[BEGIN]

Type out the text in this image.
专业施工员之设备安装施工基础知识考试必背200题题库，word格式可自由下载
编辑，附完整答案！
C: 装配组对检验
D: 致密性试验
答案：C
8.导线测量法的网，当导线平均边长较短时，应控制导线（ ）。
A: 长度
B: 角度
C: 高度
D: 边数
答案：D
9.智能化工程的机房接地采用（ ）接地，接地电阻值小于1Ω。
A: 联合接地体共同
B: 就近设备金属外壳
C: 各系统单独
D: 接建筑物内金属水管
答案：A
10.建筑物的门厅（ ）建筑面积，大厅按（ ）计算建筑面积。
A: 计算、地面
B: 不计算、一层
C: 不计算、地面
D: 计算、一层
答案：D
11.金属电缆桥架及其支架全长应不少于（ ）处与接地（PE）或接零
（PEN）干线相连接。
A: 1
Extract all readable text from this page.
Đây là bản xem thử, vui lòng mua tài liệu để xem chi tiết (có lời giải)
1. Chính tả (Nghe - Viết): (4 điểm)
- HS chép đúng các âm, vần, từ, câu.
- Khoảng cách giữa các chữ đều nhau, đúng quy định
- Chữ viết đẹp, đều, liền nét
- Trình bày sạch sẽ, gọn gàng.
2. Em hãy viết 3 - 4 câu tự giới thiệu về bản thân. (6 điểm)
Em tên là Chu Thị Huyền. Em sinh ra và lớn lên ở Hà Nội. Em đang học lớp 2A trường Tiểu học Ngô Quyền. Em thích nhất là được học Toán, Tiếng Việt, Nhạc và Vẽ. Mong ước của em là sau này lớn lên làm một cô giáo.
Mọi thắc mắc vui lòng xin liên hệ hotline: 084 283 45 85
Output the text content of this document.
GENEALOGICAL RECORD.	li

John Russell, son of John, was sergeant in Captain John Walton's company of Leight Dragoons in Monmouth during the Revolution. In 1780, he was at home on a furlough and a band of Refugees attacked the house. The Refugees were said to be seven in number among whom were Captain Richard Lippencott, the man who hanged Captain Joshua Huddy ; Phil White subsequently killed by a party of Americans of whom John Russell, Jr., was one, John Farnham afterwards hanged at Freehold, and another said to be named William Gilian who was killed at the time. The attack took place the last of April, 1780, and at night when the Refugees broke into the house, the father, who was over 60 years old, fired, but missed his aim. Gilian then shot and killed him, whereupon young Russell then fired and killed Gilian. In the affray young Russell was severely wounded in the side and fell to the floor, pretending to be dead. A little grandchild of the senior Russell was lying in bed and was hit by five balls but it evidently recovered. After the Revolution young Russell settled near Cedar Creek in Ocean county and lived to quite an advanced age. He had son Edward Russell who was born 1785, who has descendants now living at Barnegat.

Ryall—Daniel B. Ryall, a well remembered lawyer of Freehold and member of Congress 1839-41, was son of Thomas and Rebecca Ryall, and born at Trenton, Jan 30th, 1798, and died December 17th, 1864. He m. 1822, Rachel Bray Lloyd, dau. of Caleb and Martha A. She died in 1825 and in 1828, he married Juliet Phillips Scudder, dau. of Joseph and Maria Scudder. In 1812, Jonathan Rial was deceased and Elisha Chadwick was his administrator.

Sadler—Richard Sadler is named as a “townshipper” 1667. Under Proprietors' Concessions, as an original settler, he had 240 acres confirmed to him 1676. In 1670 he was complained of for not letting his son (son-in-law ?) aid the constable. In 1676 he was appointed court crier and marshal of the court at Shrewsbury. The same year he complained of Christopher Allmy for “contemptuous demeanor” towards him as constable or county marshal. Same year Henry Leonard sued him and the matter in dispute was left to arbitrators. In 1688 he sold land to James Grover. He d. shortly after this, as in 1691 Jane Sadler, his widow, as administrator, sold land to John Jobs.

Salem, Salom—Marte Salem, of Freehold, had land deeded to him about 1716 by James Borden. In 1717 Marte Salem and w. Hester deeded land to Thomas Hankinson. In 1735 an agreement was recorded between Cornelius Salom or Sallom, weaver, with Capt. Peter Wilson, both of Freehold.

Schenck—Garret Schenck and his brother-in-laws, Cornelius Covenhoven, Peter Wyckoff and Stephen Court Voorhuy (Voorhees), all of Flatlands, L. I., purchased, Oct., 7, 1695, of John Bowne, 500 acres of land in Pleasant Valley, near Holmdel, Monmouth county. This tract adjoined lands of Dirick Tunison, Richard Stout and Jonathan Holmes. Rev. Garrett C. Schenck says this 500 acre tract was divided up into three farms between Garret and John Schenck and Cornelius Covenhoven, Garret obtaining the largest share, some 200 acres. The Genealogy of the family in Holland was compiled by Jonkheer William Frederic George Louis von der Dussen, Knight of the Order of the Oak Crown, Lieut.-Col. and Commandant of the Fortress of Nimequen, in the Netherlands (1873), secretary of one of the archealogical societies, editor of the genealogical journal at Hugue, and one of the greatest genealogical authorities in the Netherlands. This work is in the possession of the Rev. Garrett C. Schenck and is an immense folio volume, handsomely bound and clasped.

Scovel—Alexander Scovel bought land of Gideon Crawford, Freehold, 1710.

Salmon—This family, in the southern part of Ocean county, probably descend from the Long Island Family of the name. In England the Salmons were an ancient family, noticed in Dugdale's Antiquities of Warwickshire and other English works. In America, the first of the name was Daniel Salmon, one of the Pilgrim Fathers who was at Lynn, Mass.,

[END]

▶ TASK
Output all records verbatim.

▶ THE RESPONSE
Type out the text in this image.
专业施工员之设备安装施工基础知识考试必背200题题库，word格式可自由下载
编辑，附完整答案！
C: 装配组对检验
D: 致密性试验
答案：C
8.导线测量法的网，当导线平均边长较短时，应控制导线（ ）。
A: 长度
B: 角度
C: 高度
D: 边数
答案：D
9.智能化工程的机房接地采用（ ）接地，接地电阻值小于1Ω。
A: 联合接地体共同
B: 就近设备金属外壳
C: 各系统单独
D: 接建筑物内金属水管
答案：A
10.建筑物的门厅（ ）建筑面积，大厅按（ ）计算建筑面积。
A: 计算、地面
B: 不计算、一层
C: 不计算、地面
D: 计算、一层
答案：D
11.金属电缆桥架及其支架全长应不少于（ ）处与接地（PE）或接零
（PEN）干线相连接。
A: 1
Extract all readable text from this page.
Đây là bản xem thử, vui lòng mua tài liệu để xem chi tiết (có lời giải)
1. Chính tả (Nghe - Viết): (4 điểm)
- HS chép đúng các âm, vần, từ, câu.
- Khoảng cách giữa các chữ đều nhau, đúng quy định
- Chữ viết đẹp, đều, liền nét
- Trình bày sạch sẽ, gọn gàng.
2. Em hãy viết 3 - 4 câu tự giới thiệu về bản thân. (6 điểm)
Em tên là Chu Thị Huyền. Em sinh ra và lớn lên ở Hà Nội. Em đang học lớp 2A trường Tiểu học Ngô Quyền. Em thích nhất là được học Toán, Tiếng Việt, Nhạc và Vẽ. Mong ước của em là sau này lớn lên làm một cô giáo.
Mọi thắc mắc vui lòng xin liên hệ hotline: 084 283 45 85
Output the text content of this document.
GENEALOGICAL RECORD.	li

John Russell, son of John, was sergeant in Captain John Walton's company of Leight Dragoons in Monmouth during the Revolution. In 1780, he was at home on a furlough and a band of Refugees attacked the house. The Refugees were said to be seven in number among whom were Captain Richard Lippencott, the man who hanged Captain Joshua Huddy ; Phil White subsequently killed by a party of Americans of whom John Russell, Jr., was one, John Farnham afterwards hanged at Freehold, and another said to be named William Gilian who was killed at the time. The attack took place the last of April, 1780, and at night when the Refugees broke into the house, the father, who was over 60 years old, fired, but missed his aim. Gilian then shot and killed him, whereupon young Russell then fired and killed Gilian. In the affray young Russell was severely wounded in the side and fell to the floor, pretending to be dead. A little grandchild of the senior Russell was lying in bed and was hit by five balls but it evidently recovered. After the Revolution young Russell settled near Cedar Creek in Ocean county and lived to quite an advanced age. He had son Edward Russell who was born 1785, who has descendants now living at Barnegat.

Ryall—Daniel B. Ryall, a well remembered lawyer of Freehold and member of Congress 1839-41, was son of Thomas and Rebecca Ryall, and born at Trenton, Jan 30th, 1798, and died December 17th, 1864. He m. 1822, Rachel Bray Lloyd, dau. of Caleb and Martha A. She died in 1825 and in 1828, he married Juliet Phillips Scudder, dau. of Joseph and Maria Scudder. In 1812, Jonathan Rial was deceased and Elisha Chadwick was his administrator.

Sadler—Richard Sadler is named as a “townshipper” 1667. Under Proprietors' Concessions, as an original settler, he had 240 acres confirmed to him 1676. In 1670 he was complained of for not letting his son (son-in-law ?) aid the constable. In 1676 he was appointed court crier and marshal of the court at Shrewsbury. The same year he complained of Christopher Allmy for “contemptuous demeanor” towards him as constable or county marshal. Same year Henry Leonard sued him and the matter in dispute was left to arbitrators. In 1688 he sold land to James Grover. He d. shortly after this, as in 1691 Jane Sadler, his widow, as administrator, sold land to John Jobs.

Salem, Salom—Marte Salem, of Freehold, had land deeded to him about 1716 by James Borden. In 1717 Marte Salem and w. Hester deeded land to Thomas Hankinson. In 1735 an agreement was recorded between Cornelius Salom or Sallom, weaver, with Capt. Peter Wilson, both of Freehold.

Schenck—Garret Schenck and his brother-in-laws, Cornelius Covenhoven, Peter Wyckoff and Stephen Court Voorhuy (Voorhees), all of Flatlands, L. I., purchased, Oct., 7, 1695, of John Bowne, 500 acres of land in Pleasant Valley, near Holmdel, Monmouth county. This tract adjoined lands of Dirick Tunison, Richard Stout and Jonathan Holmes. Rev. Garrett C. Schenck says this 500 acre tract was divided up into three farms between Garret and John Schenck and Cornelius Covenhoven, Garret obtaining the largest share, some 200 acres. The Genealogy of the family in Holland was compiled by Jonkheer William Frederic George Louis von der Dussen, Knight of the Order of the Oak Crown, Lieut.-Col. and Commandant of the Fortress of Nimequen, in the Netherlands (1873), secretary of one of the archealogical societies, editor of the genealogical journal at Hugue, and one of the greatest genealogical authorities in the Netherlands. This work is in the possession of the Rev. Garrett C. Schenck and is an immense folio volume, handsomely bound and clasped.

Scovel—Alexander Scovel bought land of Gideon Crawford, Freehold, 1710.

Salmon—This family, in the southern part of Ocean county, probably descend from the Long Island Family of the name. In England the Salmons were an ancient family, noticed in Dugdale's Antiquities of Warwickshire and other English works. In America, the first of the name was Daniel Salmon, one of the Pilgrim Fathers who was at Lynn, Mass.,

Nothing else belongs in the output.